_What you should do_. Reproduce the lines of the material exactly, excluding every image.

Records about charts and figures:
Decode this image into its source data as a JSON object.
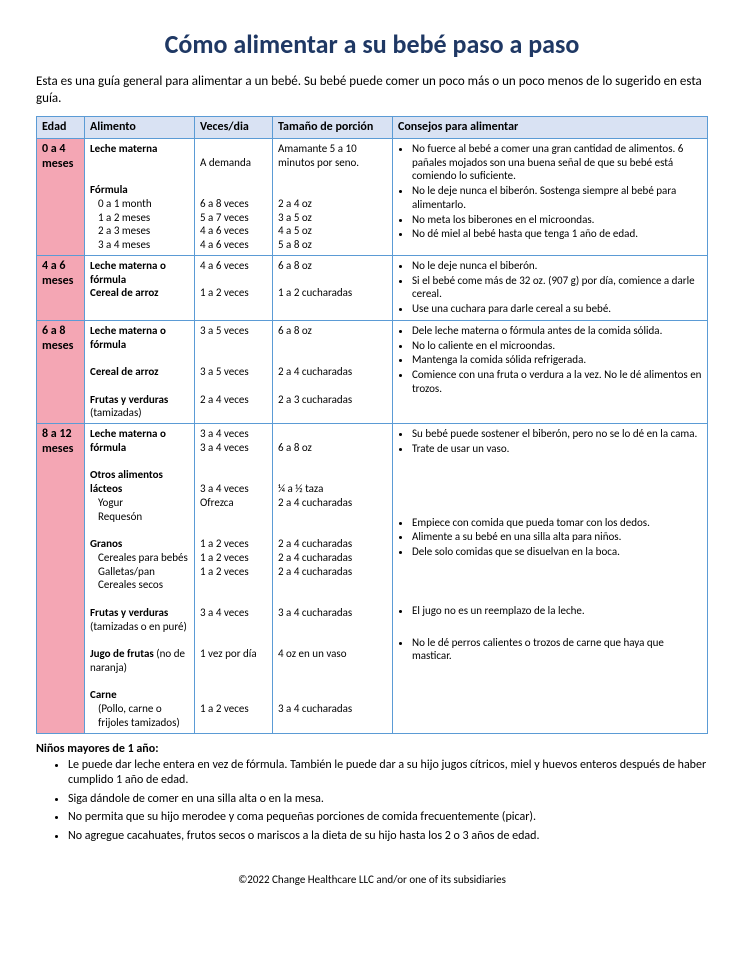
{
  "title": "Cómo alimentar a su bebé paso a paso",
  "intro": "Esta es una guía general para alimentar a un bebé. Su bebé puede comer un poco más o un poco menos de lo sugerido en esta guía.",
  "columns": [
    "Edad",
    "Alimento",
    "Veces/dia",
    "Tamaño de porción",
    "Consejos para alimentar"
  ],
  "rows": [
    {
      "age": "0 a 4 meses",
      "food_lines": [
        {
          "t": "Leche materna",
          "b": true
        },
        {
          "t": "",
          "b": false
        },
        {
          "t": "",
          "b": false
        },
        {
          "t": "Fórmula",
          "b": true
        },
        {
          "t": "0 a 1 month",
          "sub": true
        },
        {
          "t": "1 a 2 meses",
          "sub": true
        },
        {
          "t": "2 a 3 meses",
          "sub": true
        },
        {
          "t": "3 a 4 meses",
          "sub": true
        }
      ],
      "times_lines": [
        "",
        "A demanda",
        "",
        "",
        "6 a 8 veces",
        "5 a 7 veces",
        "4 a 6 veces",
        "4 a 6 veces"
      ],
      "size_lines": [
        "Amamante 5 a 10 minutos por seno.",
        "",
        "",
        "2 a 4 oz",
        "3 a 5 oz",
        "4 a 5 oz",
        "5 a 8 oz"
      ],
      "tips": [
        "No fuerce al bebé a comer una gran cantidad de alimentos. 6 pañales mojados son una buena señal de que su bebé está comiendo lo suficiente.",
        "No le deje nunca el biberón. Sostenga siempre al bebé para alimentarlo.",
        "No meta los biberones en el microondas.",
        "No dé miel al bebé hasta que tenga 1 año de edad."
      ]
    },
    {
      "age": "4 a 6 meses",
      "food_lines": [
        {
          "t": "Leche materna o fórmula",
          "b": true
        },
        {
          "t": "Cereal de arroz",
          "b": true
        }
      ],
      "times_lines": [
        "4 a 6 veces",
        "",
        "1 a 2 veces"
      ],
      "size_lines": [
        "6 a 8 oz",
        "",
        "1 a 2 cucharadas"
      ],
      "tips": [
        "No le deje nunca el biberón.",
        "Si el bebé come más de 32 oz. (907 g) por día, comience a darle cereal.",
        "Use una cuchara para darle cereal a su bebé."
      ]
    },
    {
      "age": "6 a 8 meses",
      "food_lines": [
        {
          "t": "Leche materna o fórmula",
          "b": true
        },
        {
          "t": "",
          "b": false
        },
        {
          "t": "Cereal de arroz",
          "b": true
        },
        {
          "t": "",
          "b": false
        },
        {
          "t": "Frutas y verduras",
          "b": true
        },
        {
          "t": "(tamizadas)",
          "b": false
        }
      ],
      "times_lines": [
        "3 a 5 veces",
        "",
        "",
        "3 a 5 veces",
        "",
        "2 a 4 veces"
      ],
      "size_lines": [
        "6 a 8 oz",
        "",
        "",
        "2 a 4 cucharadas",
        "",
        "2 a 3 cucharadas"
      ],
      "tips": [
        "Dele leche materna o fórmula antes de la comida sólida.",
        "No lo caliente en el microondas.",
        "Mantenga la comida sólida refrigerada.",
        "Comience con una fruta o verdura a la vez. No le dé alimentos en trozos."
      ]
    },
    {
      "age": "8 a 12 meses",
      "food_lines": [
        {
          "t": "Leche materna o fórmula",
          "b": true
        },
        {
          "t": "",
          "b": false
        },
        {
          "t": "Otros alimentos lácteos",
          "b": true
        },
        {
          "t": "Yogur",
          "sub": true
        },
        {
          "t": "Requesón",
          "sub": true
        },
        {
          "t": "",
          "b": false
        },
        {
          "t": "Granos",
          "b": true
        },
        {
          "t": "Cereales para bebés",
          "sub": true
        },
        {
          "t": "Galletas/pan",
          "sub": true
        },
        {
          "t": "Cereales secos",
          "sub": true
        },
        {
          "t": "",
          "b": false
        },
        {
          "t": "Frutas y verduras",
          "b": true
        },
        {
          "t": "(tamizadas o en puré)",
          "b": false
        },
        {
          "t": "",
          "b": false
        },
        {
          "t": "Jugo de frutas (no",
          "b": true,
          "mix": "Jugo de frutas",
          "rest": " (no de naranja)"
        },
        {
          "t": "",
          "b": false
        },
        {
          "t": "Carne",
          "b": true
        },
        {
          "t": "(Pollo, carne o frijoles tamizados)",
          "sub": true
        }
      ],
      "times_lines": [
        "3 a 4 veces",
        "3 a 4 veces",
        "",
        "",
        "3 a 4 veces",
        "Ofrezca",
        "",
        "",
        "1 a 2 veces",
        "1 a 2 veces",
        "1 a 2 veces",
        "",
        "",
        "3 a 4 veces",
        "",
        "",
        "1 vez por día",
        "",
        "",
        "",
        "1 a 2 veces"
      ],
      "size_lines": [
        "",
        "6 a 8 oz",
        "",
        "",
        "¼ a ½ taza",
        "2 a 4 cucharadas",
        "",
        "",
        "2 a 4 cucharadas",
        "2 a 4 cucharadas",
        "2 a 4 cucharadas",
        "",
        "",
        "3 a 4 cucharadas",
        "",
        "",
        "4 oz en un vaso",
        "",
        "",
        "",
        "3 a 4 cucharadas"
      ],
      "tips_groups": [
        [
          "Su bebé puede sostener el biberón, pero no se lo dé en la cama.",
          "Trate de usar un vaso."
        ],
        [
          "Empiece con comida que pueda tomar con los dedos.",
          "Alimente a su bebé en una silla alta para niños.",
          "Dele solo comidas que se disuelvan en la boca."
        ],
        [
          "El jugo no es un reemplazo de la leche."
        ],
        [
          "No le dé perros calientes o trozos de carne que haya que masticar."
        ]
      ]
    }
  ],
  "after_head": "Niños mayores de 1 año:",
  "after": [
    "Le puede dar leche entera en vez de fórmula. También le puede dar a su hijo jugos cítricos, miel y huevos enteros después de haber cumplido 1 año de edad.",
    "Siga dándole de comer en una silla alta o en la mesa.",
    "No permita que su hijo merodee y coma pequeñas porciones de comida frecuentemente (picar).",
    "No agregue cacahuates, frutos secos o mariscos a la dieta de su hijo hasta los 2 o 3 años de edad."
  ],
  "copyright": "©2022 Change Healthcare LLC and/or one of its subsidiaries"
}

_Full answer_.
Decode this image into its source data as a JSON object.
{
  "title": "Cómo alimentar a su bebé paso a paso",
  "intro": "Esta es una guía general para alimentar a un bebé. Su bebé puede comer un poco más o un poco menos de lo sugerido en esta guía.",
  "columns": [
    "Edad",
    "Alimento",
    "Veces/dia",
    "Tamaño de porción",
    "Consejos para alimentar"
  ],
  "rows": [
    {
      "age": "0 a 4 meses",
      "food_lines": [
        {
          "t": "Leche materna",
          "b": true
        },
        {
          "t": "",
          "b": false
        },
        {
          "t": "",
          "b": false
        },
        {
          "t": "Fórmula",
          "b": true
        },
        {
          "t": "0 a 1 month",
          "sub": true
        },
        {
          "t": "1 a 2 meses",
          "sub": true
        },
        {
          "t": "2 a 3 meses",
          "sub": true
        },
        {
          "t": "3 a 4 meses",
          "sub": true
        }
      ],
      "times_lines": [
        "",
        "A demanda",
        "",
        "",
        "6 a 8 veces",
        "5 a 7 veces",
        "4 a 6 veces",
        "4 a 6 veces"
      ],
      "size_lines": [
        "Amamante 5 a 10 minutos por seno.",
        "",
        "",
        "2 a 4 oz",
        "3 a 5 oz",
        "4 a 5 oz",
        "5 a 8 oz"
      ],
      "tips": [
        "No fuerce al bebé a comer una gran cantidad de alimentos. 6 pañales mojados son una buena señal de que su bebé está comiendo lo suficiente.",
        "No le deje nunca el biberón. Sostenga siempre al bebé para alimentarlo.",
        "No meta los biberones en el microondas.",
        "No dé miel al bebé hasta que tenga 1 año de edad."
      ]
    },
    {
      "age": "4 a 6 meses",
      "food_lines": [
        {
          "t": "Leche materna o fórmula",
          "b": true
        },
        {
          "t": "Cereal de arroz",
          "b": true
        }
      ],
      "times_lines": [
        "4 a 6 veces",
        "",
        "1 a 2 veces"
      ],
      "size_lines": [
        "6 a 8 oz",
        "",
        "1 a 2 cucharadas"
      ],
      "tips": [
        "No le deje nunca el biberón.",
        "Si el bebé come más de 32 oz. (907 g) por día, comience a darle cereal.",
        "Use una cuchara para darle cereal a su bebé."
      ]
    },
    {
      "age": "6 a 8 meses",
      "food_lines": [
        {
          "t": "Leche materna o fórmula",
          "b": true
        },
        {
          "t": "",
          "b": false
        },
        {
          "t": "Cereal de arroz",
          "b": true
        },
        {
          "t": "",
          "b": false
        },
        {
          "t": "Frutas y verduras",
          "b": true
        },
        {
          "t": "(tamizadas)",
          "b": false
        }
      ],
      "times_lines": [
        "3 a 5 veces",
        "",
        "",
        "3 a 5 veces",
        "",
        "2 a 4 veces"
      ],
      "size_lines": [
        "6 a 8 oz",
        "",
        "",
        "2 a 4 cucharadas",
        "",
        "2 a 3 cucharadas"
      ],
      "tips": [
        "Dele leche materna o fórmula antes de la comida sólida.",
        "No lo caliente en el microondas.",
        "Mantenga la comida sólida refrigerada.",
        "Comience con una fruta o verdura a la vez. No le dé alimentos en trozos."
      ]
    },
    {
      "age": "8 a 12 meses",
      "food_lines": [
        {
          "t": "Leche materna o fórmula",
          "b": true
        },
        {
          "t": "",
          "b": false
        },
        {
          "t": "Otros alimentos lácteos",
          "b": true
        },
        {
          "t": "Yogur",
          "sub": true
        },
        {
          "t": "Requesón",
          "sub": true
        },
        {
          "t": "",
          "b": false
        },
        {
          "t": "Granos",
          "b": true
        },
        {
          "t": "Cereales para bebés",
          "sub": true
        },
        {
          "t": "Galletas/pan",
          "sub": true
        },
        {
          "t": "Cereales secos",
          "sub": true
        },
        {
          "t": "",
          "b": false
        },
        {
          "t": "Frutas y verduras",
          "b": true
        },
        {
          "t": "(tamizadas o en puré)",
          "b": false
        },
        {
          "t": "",
          "b": false
        },
        {
          "t": "Jugo de frutas (no",
          "b": true,
          "mix": "Jugo de frutas",
          "rest": " (no de naranja)"
        },
        {
          "t": "",
          "b": false
        },
        {
          "t": "Carne",
          "b": true
        },
        {
          "t": "(Pollo, carne o frijoles tamizados)",
          "sub": true
        }
      ],
      "times_lines": [
        "3 a 4 veces",
        "3 a 4 veces",
        "",
        "",
        "3 a 4 veces",
        "Ofrezca",
        "",
        "",
        "1 a 2 veces",
        "1 a 2 veces",
        "1 a 2 veces",
        "",
        "",
        "3 a 4 veces",
        "",
        "",
        "1 vez por día",
        "",
        "",
        "",
        "1 a 2 veces"
      ],
      "size_lines": [
        "",
        "6 a 8 oz",
        "",
        "",
        "¼ a ½ taza",
        "2 a 4 cucharadas",
        "",
        "",
        "2 a 4 cucharadas",
        "2 a 4 cucharadas",
        "2 a 4 cucharadas",
        "",
        "",
        "3 a 4 cucharadas",
        "",
        "",
        "4 oz en un vaso",
        "",
        "",
        "",
        "3 a 4 cucharadas"
      ],
      "tips_groups": [
        [
          "Su bebé puede sostener el biberón, pero no se lo dé en la cama.",
          "Trate de usar un vaso."
        ],
        [
          "Empiece con comida que pueda tomar con los dedos.",
          "Alimente a su bebé en una silla alta para niños.",
          "Dele solo comidas que se disuelvan en la boca."
        ],
        [
          "El jugo no es un reemplazo de la leche."
        ],
        [
          "No le dé perros calientes o trozos de carne que haya que masticar."
        ]
      ]
    }
  ],
  "after_head": "Niños mayores de 1 año:",
  "after": [
    "Le puede dar leche entera en vez de fórmula. También le puede dar a su hijo jugos cítricos, miel y huevos enteros después de haber cumplido 1 año de edad.",
    "Siga dándole de comer en una silla alta o en la mesa.",
    "No permita que su hijo merodee y coma pequeñas porciones de comida frecuentemente (picar).",
    "No agregue cacahuates, frutos secos o mariscos a la dieta de su hijo hasta los 2 o 3 años de edad."
  ],
  "copyright": "©2022 Change Healthcare LLC and/or one of its subsidiaries"
}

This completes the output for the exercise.